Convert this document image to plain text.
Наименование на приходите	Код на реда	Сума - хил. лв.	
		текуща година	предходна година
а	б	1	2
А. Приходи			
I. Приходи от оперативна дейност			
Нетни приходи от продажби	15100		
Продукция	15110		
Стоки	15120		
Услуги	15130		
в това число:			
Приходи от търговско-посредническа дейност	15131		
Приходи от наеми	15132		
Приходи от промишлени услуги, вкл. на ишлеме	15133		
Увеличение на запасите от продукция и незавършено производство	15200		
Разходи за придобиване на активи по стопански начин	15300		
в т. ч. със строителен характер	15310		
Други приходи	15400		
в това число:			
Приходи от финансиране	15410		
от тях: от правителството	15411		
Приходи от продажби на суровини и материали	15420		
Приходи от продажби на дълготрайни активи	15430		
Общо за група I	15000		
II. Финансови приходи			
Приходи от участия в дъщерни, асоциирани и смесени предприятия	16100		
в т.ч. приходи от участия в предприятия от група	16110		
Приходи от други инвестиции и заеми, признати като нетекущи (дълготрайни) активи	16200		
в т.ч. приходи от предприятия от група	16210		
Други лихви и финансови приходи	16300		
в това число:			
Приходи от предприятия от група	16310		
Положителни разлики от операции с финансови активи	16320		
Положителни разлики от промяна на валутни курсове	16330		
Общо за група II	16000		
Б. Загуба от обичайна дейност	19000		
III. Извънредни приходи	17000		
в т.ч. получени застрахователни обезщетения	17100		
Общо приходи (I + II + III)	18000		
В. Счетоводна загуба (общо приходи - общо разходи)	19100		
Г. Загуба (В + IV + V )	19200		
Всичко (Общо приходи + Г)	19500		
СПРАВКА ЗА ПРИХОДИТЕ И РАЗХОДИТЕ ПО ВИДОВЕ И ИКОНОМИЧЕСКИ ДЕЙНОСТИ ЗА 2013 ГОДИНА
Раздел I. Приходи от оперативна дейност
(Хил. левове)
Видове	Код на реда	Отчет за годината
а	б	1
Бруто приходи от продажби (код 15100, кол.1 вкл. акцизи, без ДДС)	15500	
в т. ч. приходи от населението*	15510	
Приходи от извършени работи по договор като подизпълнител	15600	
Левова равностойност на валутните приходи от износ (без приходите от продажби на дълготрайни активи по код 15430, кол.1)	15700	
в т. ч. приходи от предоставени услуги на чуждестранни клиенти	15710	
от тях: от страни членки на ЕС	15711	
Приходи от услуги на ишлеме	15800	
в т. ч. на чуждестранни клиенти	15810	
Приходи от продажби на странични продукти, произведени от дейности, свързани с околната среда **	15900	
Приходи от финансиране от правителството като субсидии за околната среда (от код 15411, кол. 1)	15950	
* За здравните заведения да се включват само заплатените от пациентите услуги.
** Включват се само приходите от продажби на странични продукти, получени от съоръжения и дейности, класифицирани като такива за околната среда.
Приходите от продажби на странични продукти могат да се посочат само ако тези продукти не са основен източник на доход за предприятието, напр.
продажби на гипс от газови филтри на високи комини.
==============================
Repeat each entry word for word.

• **Result for this task**
Convert this document image to plain text.
Наименование на приходите	Код на реда	Сума - хил. лв.	
		текуща година	предходна година
а	б	1	2
А. Приходи			
I. Приходи от оперативна дейност			
Нетни приходи от продажби	15100		
Продукция	15110		
Стоки	15120		
Услуги	15130		
в това число:			
Приходи от търговско-посредническа дейност	15131		
Приходи от наеми	15132		
Приходи от промишлени услуги, вкл. на ишлеме	15133		
Увеличение на запасите от продукция и незавършено производство	15200		
Разходи за придобиване на активи по стопански начин	15300		
в т. ч. със строителен характер	15310		
Други приходи	15400		
в това число:			
Приходи от финансиране	15410		
от тях: от правителството	15411		
Приходи от продажби на суровини и материали	15420		
Приходи от продажби на дълготрайни активи	15430		
Общо за група I	15000		
II. Финансови приходи			
Приходи от участия в дъщерни, асоциирани и смесени предприятия	16100		
в т.ч. приходи от участия в предприятия от група	16110		
Приходи от други инвестиции и заеми, признати като нетекущи (дълготрайни) активи	16200		
в т.ч. приходи от предприятия от група	16210		
Други лихви и финансови приходи	16300		
в това число:			
Приходи от предприятия от група	16310		
Положителни разлики от операции с финансови активи	16320		
Положителни разлики от промяна на валутни курсове	16330		
Общо за група II	16000		
Б. Загуба от обичайна дейност	19000		
III. Извънредни приходи	17000		
в т.ч. получени застрахователни обезщетения	17100		
Общо приходи (I + II + III)	18000		
В. Счетоводна загуба (общо приходи - общо разходи)	19100		
Г. Загуба (В + IV + V )	19200		
Всичко (Общо приходи + Г)	19500		
СПРАВКА ЗА ПРИХОДИТЕ И РАЗХОДИТЕ ПО ВИДОВЕ И ИКОНОМИЧЕСКИ ДЕЙНОСТИ ЗА 2013 ГОДИНА
Раздел I. Приходи от оперативна дейност
(Хил. левове)
Видове	Код на реда	Отчет за годината
а	б	1
Бруто приходи от продажби (код 15100, кол.1 вкл. акцизи, без ДДС)	15500	
в т. ч. приходи от населението*	15510	
Приходи от извършени работи по договор като подизпълнител	15600	
Левова равностойност на валутните приходи от износ (без приходите от продажби на дълготрайни активи по код 15430, кол.1)	15700	
в т. ч. приходи от предоставени услуги на чуждестранни клиенти	15710	
от тях: от страни членки на ЕС	15711	
Приходи от услуги на ишлеме	15800	
в т. ч. на чуждестранни клиенти	15810	
Приходи от продажби на странични продукти, произведени от дейности, свързани с околната среда **	15900	
Приходи от финансиране от правителството като субсидии за околната среда (от код 15411, кол. 1)	15950	
* За здравните заведения да се включват само заплатените от пациентите услуги.
** Включват се само приходите от продажби на странични продукти, получени от съоръжения и дейности, класифицирани като такива за околната среда.
Приходите от продажби на странични продукти могат да се посочат само ако тези продукти не са основен източник на доход за предприятието, напр.
продажби на гипс от газови филтри на високи комини.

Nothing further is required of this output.